- **EXERCISE INPUT**
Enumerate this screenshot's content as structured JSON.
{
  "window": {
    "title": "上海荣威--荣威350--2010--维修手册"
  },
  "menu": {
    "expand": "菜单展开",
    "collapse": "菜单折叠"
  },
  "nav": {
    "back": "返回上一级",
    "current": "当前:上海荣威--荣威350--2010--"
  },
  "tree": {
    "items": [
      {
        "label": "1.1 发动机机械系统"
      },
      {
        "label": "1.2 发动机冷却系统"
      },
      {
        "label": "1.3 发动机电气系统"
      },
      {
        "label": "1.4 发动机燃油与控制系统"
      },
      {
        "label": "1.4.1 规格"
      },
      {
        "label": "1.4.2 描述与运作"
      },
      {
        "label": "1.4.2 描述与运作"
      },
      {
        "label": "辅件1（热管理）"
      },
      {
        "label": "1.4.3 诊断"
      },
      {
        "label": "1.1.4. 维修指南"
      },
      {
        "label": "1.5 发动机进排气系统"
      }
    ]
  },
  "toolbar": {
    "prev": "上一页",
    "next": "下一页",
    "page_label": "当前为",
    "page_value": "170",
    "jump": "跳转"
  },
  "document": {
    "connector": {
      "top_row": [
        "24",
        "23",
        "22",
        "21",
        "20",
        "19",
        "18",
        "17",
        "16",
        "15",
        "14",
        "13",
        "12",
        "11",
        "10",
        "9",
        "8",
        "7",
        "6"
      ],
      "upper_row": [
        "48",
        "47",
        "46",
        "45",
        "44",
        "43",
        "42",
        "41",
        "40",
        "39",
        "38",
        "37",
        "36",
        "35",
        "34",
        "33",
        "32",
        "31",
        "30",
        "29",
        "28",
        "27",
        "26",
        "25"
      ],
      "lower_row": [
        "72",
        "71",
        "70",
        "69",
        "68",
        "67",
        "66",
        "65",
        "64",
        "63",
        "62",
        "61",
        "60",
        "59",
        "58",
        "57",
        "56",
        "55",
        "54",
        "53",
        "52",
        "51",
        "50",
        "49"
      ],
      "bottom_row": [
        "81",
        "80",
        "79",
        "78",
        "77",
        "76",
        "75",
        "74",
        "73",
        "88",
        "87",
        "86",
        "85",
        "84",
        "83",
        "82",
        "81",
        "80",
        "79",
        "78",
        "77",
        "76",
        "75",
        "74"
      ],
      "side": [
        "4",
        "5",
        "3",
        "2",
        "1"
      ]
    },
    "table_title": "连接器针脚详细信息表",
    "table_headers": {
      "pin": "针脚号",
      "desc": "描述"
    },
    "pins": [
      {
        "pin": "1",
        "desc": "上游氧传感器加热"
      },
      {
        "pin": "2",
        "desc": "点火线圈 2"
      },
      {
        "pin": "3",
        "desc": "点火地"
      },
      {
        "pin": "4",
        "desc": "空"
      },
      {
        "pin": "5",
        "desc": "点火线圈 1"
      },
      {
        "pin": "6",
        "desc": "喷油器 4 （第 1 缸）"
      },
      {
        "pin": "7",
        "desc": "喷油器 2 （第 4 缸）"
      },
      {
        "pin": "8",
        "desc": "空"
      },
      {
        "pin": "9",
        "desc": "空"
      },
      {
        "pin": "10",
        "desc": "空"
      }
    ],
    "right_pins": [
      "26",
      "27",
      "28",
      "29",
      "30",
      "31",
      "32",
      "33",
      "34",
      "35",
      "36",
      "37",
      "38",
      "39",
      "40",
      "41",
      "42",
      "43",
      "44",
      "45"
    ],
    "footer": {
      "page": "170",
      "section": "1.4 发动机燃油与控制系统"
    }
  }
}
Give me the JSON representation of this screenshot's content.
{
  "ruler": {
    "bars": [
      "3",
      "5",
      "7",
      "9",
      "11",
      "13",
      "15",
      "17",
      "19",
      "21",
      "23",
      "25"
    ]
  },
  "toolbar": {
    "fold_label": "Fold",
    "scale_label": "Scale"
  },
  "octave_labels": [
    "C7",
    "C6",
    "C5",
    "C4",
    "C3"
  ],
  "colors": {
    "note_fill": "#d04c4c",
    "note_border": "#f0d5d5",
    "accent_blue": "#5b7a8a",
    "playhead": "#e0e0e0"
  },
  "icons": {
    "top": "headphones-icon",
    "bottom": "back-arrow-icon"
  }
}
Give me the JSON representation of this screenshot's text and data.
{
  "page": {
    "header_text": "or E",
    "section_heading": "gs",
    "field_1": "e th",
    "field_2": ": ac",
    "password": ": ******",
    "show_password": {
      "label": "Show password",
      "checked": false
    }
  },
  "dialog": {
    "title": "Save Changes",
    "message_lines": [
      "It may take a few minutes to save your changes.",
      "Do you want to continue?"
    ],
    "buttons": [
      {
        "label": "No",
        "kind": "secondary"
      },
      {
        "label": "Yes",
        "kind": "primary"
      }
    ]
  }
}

- **WHAT YOU WILL DO**
Report how many lines in these entries contain "content". Answer with the number only.

- **ANSWER TO THE PROBLEM**
2